> [Exercise requirements]:
The entries below should be transcribed in their entirety, exactly as written.

---+---

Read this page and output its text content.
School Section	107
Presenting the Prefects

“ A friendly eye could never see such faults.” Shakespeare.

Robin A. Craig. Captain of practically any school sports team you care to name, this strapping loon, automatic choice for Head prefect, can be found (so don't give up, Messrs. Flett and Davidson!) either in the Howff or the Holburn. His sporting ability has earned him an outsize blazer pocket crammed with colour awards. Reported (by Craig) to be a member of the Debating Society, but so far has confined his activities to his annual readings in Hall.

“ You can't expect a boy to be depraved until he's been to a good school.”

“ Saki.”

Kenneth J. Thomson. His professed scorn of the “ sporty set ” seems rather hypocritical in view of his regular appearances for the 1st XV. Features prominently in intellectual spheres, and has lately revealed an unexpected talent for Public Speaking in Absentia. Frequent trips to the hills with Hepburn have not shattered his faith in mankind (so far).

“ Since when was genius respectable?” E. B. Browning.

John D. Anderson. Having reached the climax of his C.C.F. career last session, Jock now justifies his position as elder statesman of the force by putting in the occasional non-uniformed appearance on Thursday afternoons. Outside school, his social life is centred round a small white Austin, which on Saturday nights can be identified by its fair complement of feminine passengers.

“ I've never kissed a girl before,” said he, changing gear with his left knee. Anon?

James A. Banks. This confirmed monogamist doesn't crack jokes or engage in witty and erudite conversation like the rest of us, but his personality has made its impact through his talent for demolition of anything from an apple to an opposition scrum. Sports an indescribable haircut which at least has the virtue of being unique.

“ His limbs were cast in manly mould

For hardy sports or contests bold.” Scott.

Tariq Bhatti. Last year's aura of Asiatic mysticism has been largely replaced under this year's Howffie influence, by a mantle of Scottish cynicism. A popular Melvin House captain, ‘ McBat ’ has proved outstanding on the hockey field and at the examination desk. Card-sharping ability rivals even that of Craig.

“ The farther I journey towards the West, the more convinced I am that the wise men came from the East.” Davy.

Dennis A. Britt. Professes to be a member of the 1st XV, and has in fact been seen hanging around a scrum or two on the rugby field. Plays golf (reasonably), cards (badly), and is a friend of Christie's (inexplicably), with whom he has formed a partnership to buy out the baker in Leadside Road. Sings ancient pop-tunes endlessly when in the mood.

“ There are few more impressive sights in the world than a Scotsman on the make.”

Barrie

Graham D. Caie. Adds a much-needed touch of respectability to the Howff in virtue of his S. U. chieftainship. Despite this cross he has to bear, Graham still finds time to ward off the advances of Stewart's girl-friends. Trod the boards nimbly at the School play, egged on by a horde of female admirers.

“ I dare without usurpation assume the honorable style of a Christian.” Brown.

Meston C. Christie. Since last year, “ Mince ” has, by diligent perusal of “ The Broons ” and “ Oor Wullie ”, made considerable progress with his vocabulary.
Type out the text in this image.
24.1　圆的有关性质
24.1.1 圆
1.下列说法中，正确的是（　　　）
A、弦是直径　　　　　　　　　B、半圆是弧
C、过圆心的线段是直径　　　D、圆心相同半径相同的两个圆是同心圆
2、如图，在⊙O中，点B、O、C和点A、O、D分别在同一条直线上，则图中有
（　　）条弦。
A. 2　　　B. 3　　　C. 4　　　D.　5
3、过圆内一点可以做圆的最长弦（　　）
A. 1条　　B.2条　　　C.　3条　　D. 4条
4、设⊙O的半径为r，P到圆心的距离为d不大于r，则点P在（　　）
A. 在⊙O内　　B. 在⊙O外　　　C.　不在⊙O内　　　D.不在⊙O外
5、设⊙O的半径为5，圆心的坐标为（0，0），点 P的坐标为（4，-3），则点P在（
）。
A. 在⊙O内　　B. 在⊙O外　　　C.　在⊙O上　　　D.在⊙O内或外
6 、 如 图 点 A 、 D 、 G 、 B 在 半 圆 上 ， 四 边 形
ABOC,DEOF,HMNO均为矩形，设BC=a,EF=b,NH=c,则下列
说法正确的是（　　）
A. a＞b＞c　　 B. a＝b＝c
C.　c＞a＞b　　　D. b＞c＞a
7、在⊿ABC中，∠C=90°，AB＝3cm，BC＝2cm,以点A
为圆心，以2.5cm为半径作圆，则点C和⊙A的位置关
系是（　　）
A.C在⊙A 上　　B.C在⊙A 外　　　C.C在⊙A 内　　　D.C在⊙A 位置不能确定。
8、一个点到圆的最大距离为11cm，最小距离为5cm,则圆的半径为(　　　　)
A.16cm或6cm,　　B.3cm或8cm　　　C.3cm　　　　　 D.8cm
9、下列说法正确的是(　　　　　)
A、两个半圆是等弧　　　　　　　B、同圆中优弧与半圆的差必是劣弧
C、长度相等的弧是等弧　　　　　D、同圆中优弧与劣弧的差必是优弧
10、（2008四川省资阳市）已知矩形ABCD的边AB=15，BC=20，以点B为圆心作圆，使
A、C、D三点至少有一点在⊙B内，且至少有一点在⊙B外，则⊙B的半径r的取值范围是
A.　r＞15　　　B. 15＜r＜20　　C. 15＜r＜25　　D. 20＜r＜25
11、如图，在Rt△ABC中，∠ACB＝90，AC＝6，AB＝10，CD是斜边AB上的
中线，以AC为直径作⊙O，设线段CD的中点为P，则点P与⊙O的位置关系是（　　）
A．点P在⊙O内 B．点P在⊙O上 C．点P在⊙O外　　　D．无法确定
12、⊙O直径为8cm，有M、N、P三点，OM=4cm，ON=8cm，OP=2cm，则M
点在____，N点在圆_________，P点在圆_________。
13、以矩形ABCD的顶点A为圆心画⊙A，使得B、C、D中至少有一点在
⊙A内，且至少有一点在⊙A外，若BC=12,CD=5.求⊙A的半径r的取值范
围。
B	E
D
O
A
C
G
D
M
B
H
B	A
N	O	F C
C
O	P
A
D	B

---+---

> [Answer]:
Read this page and output its text content.
School Section	107
Presenting the Prefects

“ A friendly eye could never see such faults.” Shakespeare.

Robin A. Craig. Captain of practically any school sports team you care to name, this strapping loon, automatic choice for Head prefect, can be found (so don't give up, Messrs. Flett and Davidson!) either in the Howff or the Holburn. His sporting ability has earned him an outsize blazer pocket crammed with colour awards. Reported (by Craig) to be a member of the Debating Society, but so far has confined his activities to his annual readings in Hall.

“ You can't expect a boy to be depraved until he's been to a good school.”

“ Saki.”

Kenneth J. Thomson. His professed scorn of the “ sporty set ” seems rather hypocritical in view of his regular appearances for the 1st XV. Features prominently in intellectual spheres, and has lately revealed an unexpected talent for Public Speaking in Absentia. Frequent trips to the hills with Hepburn have not shattered his faith in mankind (so far).

“ Since when was genius respectable?” E. B. Browning.

John D. Anderson. Having reached the climax of his C.C.F. career last session, Jock now justifies his position as elder statesman of the force by putting in the occasional non-uniformed appearance on Thursday afternoons. Outside school, his social life is centred round a small white Austin, which on Saturday nights can be identified by its fair complement of feminine passengers.

“ I've never kissed a girl before,” said he, changing gear with his left knee. Anon?

James A. Banks. This confirmed monogamist doesn't crack jokes or engage in witty and erudite conversation like the rest of us, but his personality has made its impact through his talent for demolition of anything from an apple to an opposition scrum. Sports an indescribable haircut which at least has the virtue of being unique.

“ His limbs were cast in manly mould

For hardy sports or contests bold.” Scott.

Tariq Bhatti. Last year's aura of Asiatic mysticism has been largely replaced under this year's Howffie influence, by a mantle of Scottish cynicism. A popular Melvin House captain, ‘ McBat ’ has proved outstanding on the hockey field and at the examination desk. Card-sharping ability rivals even that of Craig.

“ The farther I journey towards the West, the more convinced I am that the wise men came from the East.” Davy.

Dennis A. Britt. Professes to be a member of the 1st XV, and has in fact been seen hanging around a scrum or two on the rugby field. Plays golf (reasonably), cards (badly), and is a friend of Christie's (inexplicably), with whom he has formed a partnership to buy out the baker in Leadside Road. Sings ancient pop-tunes endlessly when in the mood.

“ There are few more impressive sights in the world than a Scotsman on the make.”

Barrie

Graham D. Caie. Adds a much-needed touch of respectability to the Howff in virtue of his S. U. chieftainship. Despite this cross he has to bear, Graham still finds time to ward off the advances of Stewart's girl-friends. Trod the boards nimbly at the School play, egged on by a horde of female admirers.

“ I dare without usurpation assume the honorable style of a Christian.” Brown.

Meston C. Christie. Since last year, “ Mince ” has, by diligent perusal of “ The Broons ” and “ Oor Wullie ”, made considerable progress with his vocabulary.
Type out the text in this image.
24.1　圆的有关性质
24.1.1 圆
1.下列说法中，正确的是（　　　）
A、弦是直径　　　　　　　　　B、半圆是弧
C、过圆心的线段是直径　　　D、圆心相同半径相同的两个圆是同心圆
2、如图，在⊙O中，点B、O、C和点A、O、D分别在同一条直线上，则图中有
（　　）条弦。
A. 2　　　B. 3　　　C. 4　　　D.　5
3、过圆内一点可以做圆的最长弦（　　）
A. 1条　　B.2条　　　C.　3条　　D. 4条
4、设⊙O的半径为r，P到圆心的距离为d不大于r，则点P在（　　）
A. 在⊙O内　　B. 在⊙O外　　　C.　不在⊙O内　　　D.不在⊙O外
5、设⊙O的半径为5，圆心的坐标为（0，0），点 P的坐标为（4，-3），则点P在（
）。
A. 在⊙O内　　B. 在⊙O外　　　C.　在⊙O上　　　D.在⊙O内或外
6 、 如 图 点 A 、 D 、 G 、 B 在 半 圆 上 ， 四 边 形
ABOC,DEOF,HMNO均为矩形，设BC=a,EF=b,NH=c,则下列
说法正确的是（　　）
A. a＞b＞c　　 B. a＝b＝c
C.　c＞a＞b　　　D. b＞c＞a
7、在⊿ABC中，∠C=90°，AB＝3cm，BC＝2cm,以点A
为圆心，以2.5cm为半径作圆，则点C和⊙A的位置关
系是（　　）
A.C在⊙A 上　　B.C在⊙A 外　　　C.C在⊙A 内　　　D.C在⊙A 位置不能确定。
8、一个点到圆的最大距离为11cm，最小距离为5cm,则圆的半径为(　　　　)
A.16cm或6cm,　　B.3cm或8cm　　　C.3cm　　　　　 D.8cm
9、下列说法正确的是(　　　　　)
A、两个半圆是等弧　　　　　　　B、同圆中优弧与半圆的差必是劣弧
C、长度相等的弧是等弧　　　　　D、同圆中优弧与劣弧的差必是优弧
10、（2008四川省资阳市）已知矩形ABCD的边AB=15，BC=20，以点B为圆心作圆，使
A、C、D三点至少有一点在⊙B内，且至少有一点在⊙B外，则⊙B的半径r的取值范围是
A.　r＞15　　　B. 15＜r＜20　　C. 15＜r＜25　　D. 20＜r＜25
11、如图，在Rt△ABC中，∠ACB＝90，AC＝6，AB＝10，CD是斜边AB上的
中线，以AC为直径作⊙O，设线段CD的中点为P，则点P与⊙O的位置关系是（　　）
A．点P在⊙O内 B．点P在⊙O上 C．点P在⊙O外　　　D．无法确定
12、⊙O直径为8cm，有M、N、P三点，OM=4cm，ON=8cm，OP=2cm，则M
点在____，N点在圆_________，P点在圆_________。
13、以矩形ABCD的顶点A为圆心画⊙A，使得B、C、D中至少有一点在
⊙A内，且至少有一点在⊙A外，若BC=12,CD=5.求⊙A的半径r的取值范
围。
B	E
D
O
A
C
G
D
M
B
H
B	A
N	O	F C
C
O	P
A
D	B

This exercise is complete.